I had a boyfriend once lol.
14th Feruary 2010 Valantines day the day we got together!
Things were great for 11 months.
15th January 2011 the day we broke up - his reason?
'I don't love you anymore'
Isn't that nice? NOT! But we still agreed to be friends.
Anyway, I sorta like someone else, today (26th March) the ex told me he fancies someone else - it hurt... Big time it felt like a thousand daggers stabbing me in the heart tbh really bad.
Now I don't want a b/f anymore, it hurts too much, I'm scared.
I don't know if it's a temporary thing or if it's my defence system coming into play.
It's too much to take in, too much for me to control, heads a mess right now.


Posted

Been out of relationship, with boyfriend of nine years, Andrew and I met, after placing ad in gay personol's, it was love at first sight. We traveled alot, went out for dinner's, movies, etc, he never did ask me to move in with him, saw each other on weekends, sometime's spent weekends together. Best trip ever, was going to Wyoming, for two weeks, kissed on hilkl side, watching sunset.


Posted

Sorry to sound a bit rude but that helps me, how?


Tach_Chew_We
Posted

well if it was me take some time to know what you truly want first before rushing in on smothing that might be a mistake, things look better with a clear head.


Posted

I must agree with Tachuwe. You should take some time to clear your head. Love is out there,and you really never know how long something will last,but don't close your heart like I did. Give it a chance to love again.


Posted

Richard, didn't mean to hurt your feeling, just sharing my feeling's, I do understand what your going thru.


Posted

Well from one Richard 2 another. I really think he should hav gone 2 specsavers. Anyway Rich we all loose a loved one at least once in our live's, it's not the end of the world, u are a very attractive guy and i bet u hav an even greater Personality, and u didnt bottle this problem up, u done the right thing and came on here 4 advice.I really think u will meet someone else in your life, even though it's hard 2 let go of ur last love, An even better guy and thrustworthy guy will come along. Oh Richard u will find Happyness again, i just kno it. And we are all here 4 u whenever u need 2 talk, All the Best *Richard 2*


Robert_Connors
Posted

yes to everything everyone said I just got out of a 8 yr relationship not doing so good myself but like what was said clear your head it may take awhile dude I had a true love that left me for a woman @ really bad time it took me about 3 years before I got back into a relationship didn't want anything to do with anyone but hope you don't take that long but that is your choice and yours only keep your head up guy


Posted

Hi Richard, I can sort of understand where ur comin from. I've been in a relationship for 10 yrs (annvsy was 14 March) and we have both changed so much in that time that i'm unsure if i even like him anymore!!! However 2 months ago he brought bk a girl, persuaded me to allow her 2 stay. I didn't really want her to but I allowed it, he does know how to manipulate me i suppose! He said that he was going to sleepon the floor as we are in separate beds right now as i cannot get a good nights sleep as he has a twichting problem and we aint been fully intimate 4 a few years now either. not sure if I even find him attractive anymore. However when i woke up in the night as i found them in the same bed and funnily enough my b/f woke at the same time and all i did was look over towards them and i think my look said it all 2 him as strangely enough I was hurt by this even though the following morning he swore that nothing went on and she insisted that he don't sleep on the floor. He failed 2 even inform her of "us" nor that he was gay and apparently she did try it on but he told her she was not interested. I have to just take his word for that as i will never know and won't let it eat at me. The following day i told her about us. she was shocked, he was annoyed that i told her. the atomosphere greatly changed after that. She got him to ask if she could stay another night which i refused. i went out and the b/f then came an met me telling me she'd gone. we seemed 2 be ok but he had to leave earlier than me and by the time i got home he was not there & my lodger told me that he said that i apparently wanted him 2 stay at his dads annd he'll be back the following day. I got he night bus over to his dads only to find the house in darkness. Annoyed is an understatement as even though his dad was away at the time i knew he had his own keys so the only other explaination was he was with her.

The tasks
a: List every relationship that the posters in the breakup forum thread say lasted a given number of years, with that length.
b: In the breakup forum thread, take the passage that opens with "Been out of" and closes with "helps me, how?". Write it out again, substituting "Montana" for "Wyoming".
The data after this text play no part here.

Data section
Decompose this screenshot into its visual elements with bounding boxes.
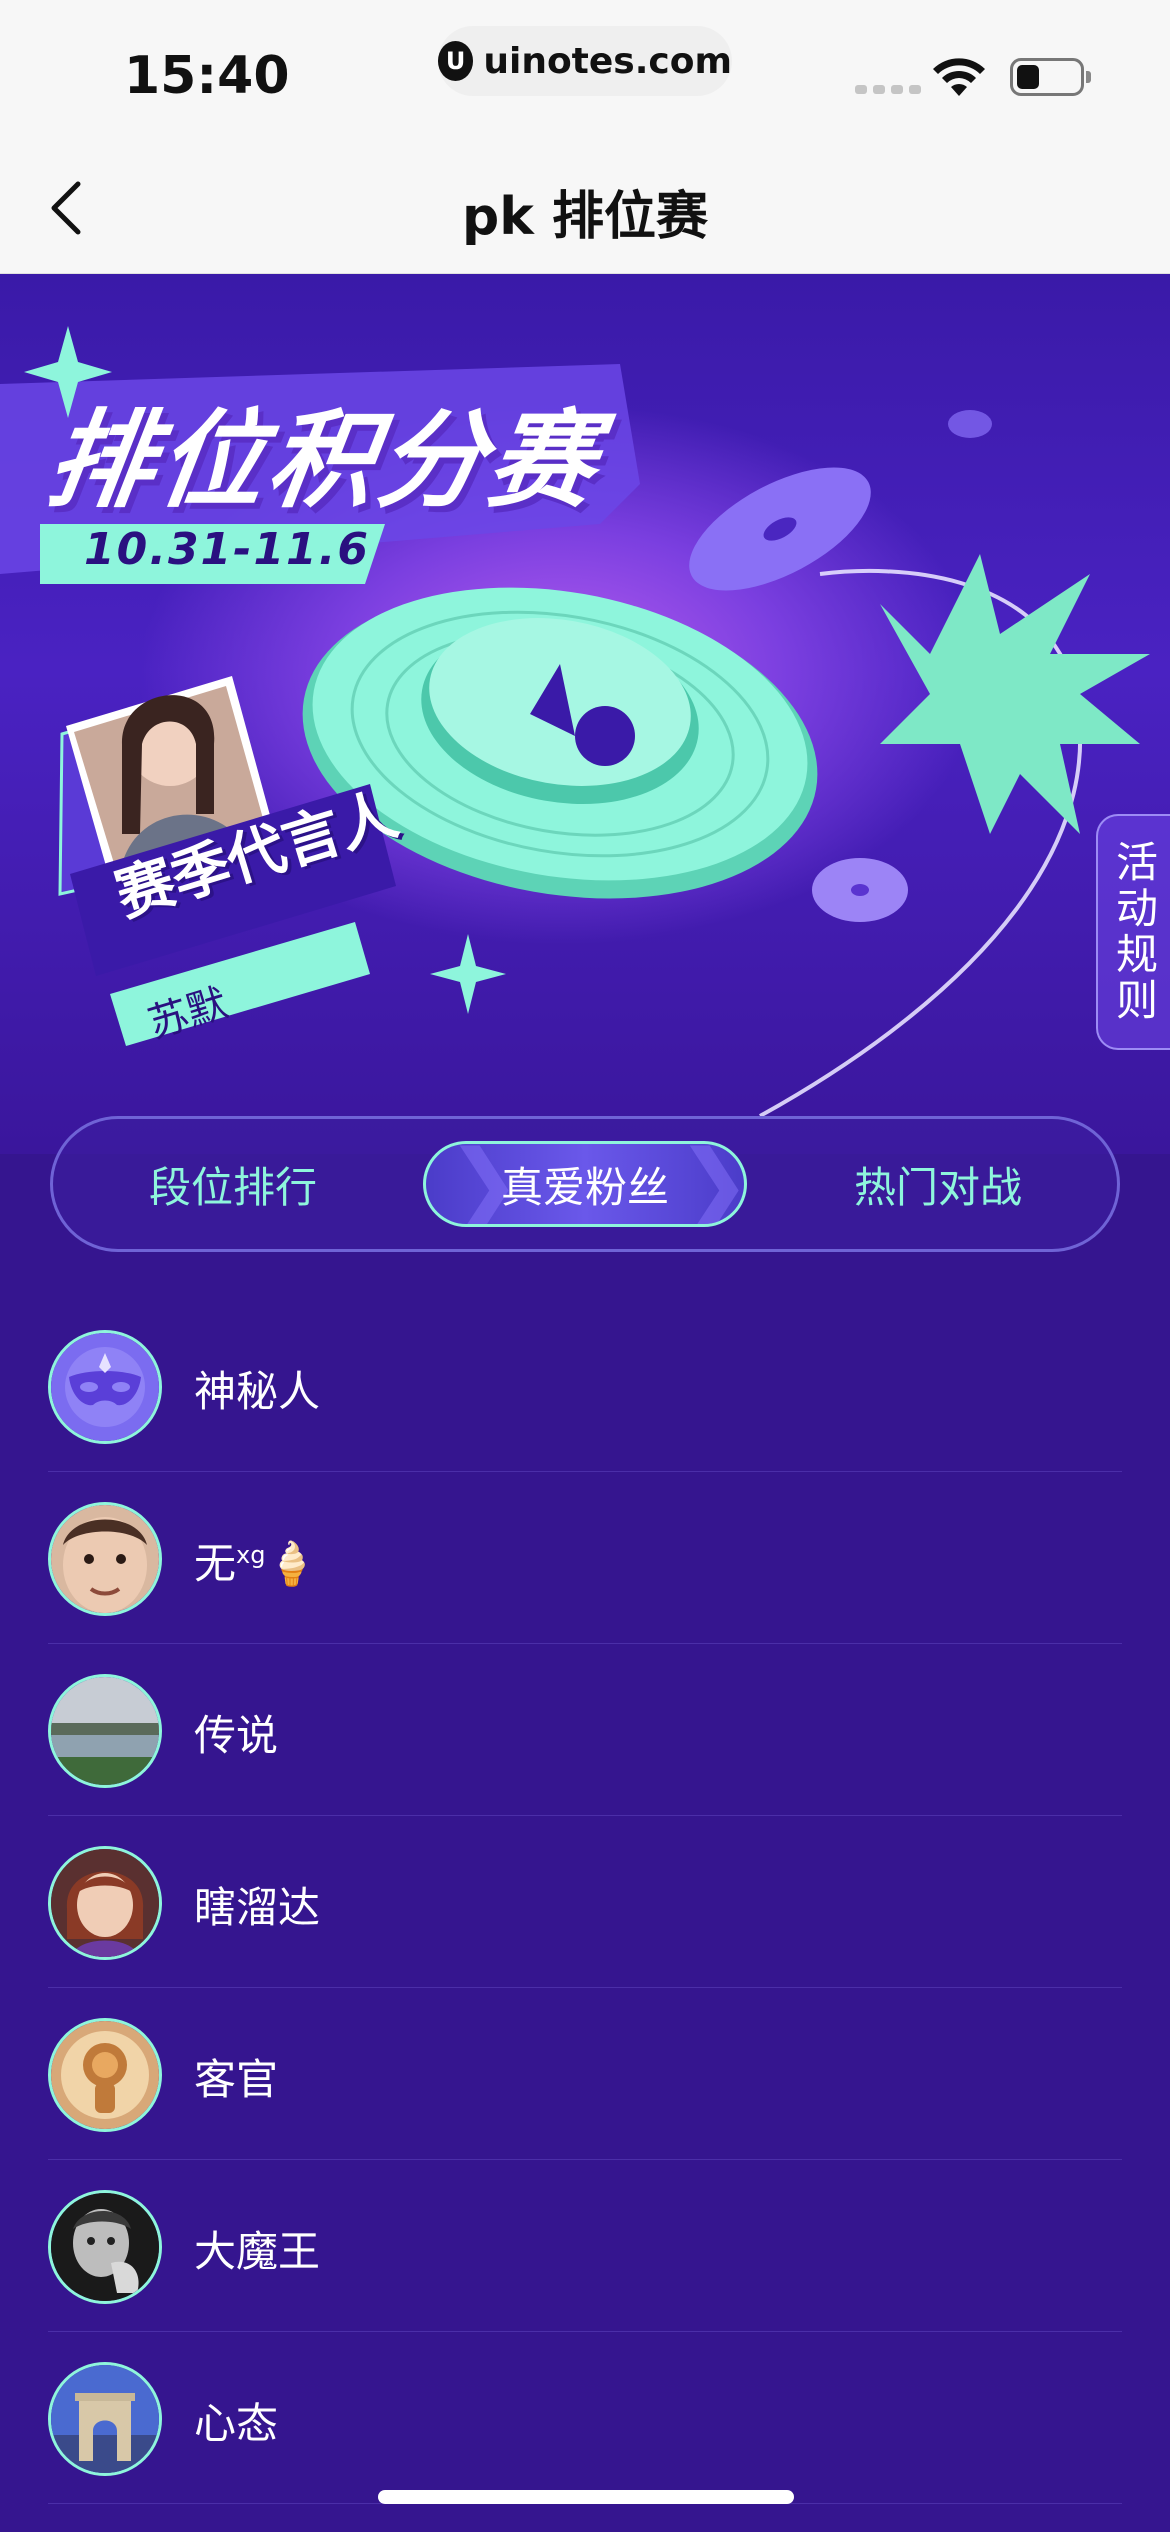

Outputs by task
a:
- The relationship with Andrew: nine years
- The relationship described in the post by Robert_Connors: 8 years
- The relationship described in the last post: 10 years

b:
Been out of relationship, with boyfriend of nine years, Andrew and I met, after placing ad in gay personol's, it was love at first sight. We traveled alot, went out for dinner's, movies, etc, he never did ask me to move in with him, saw each other on weekends, sometime's spent weekends together. Best trip ever, was going to Montana, for two weeks, kissed on hilkl side, watching sunset.


Posted

Sorry to sound a bit rude but that helps me, how?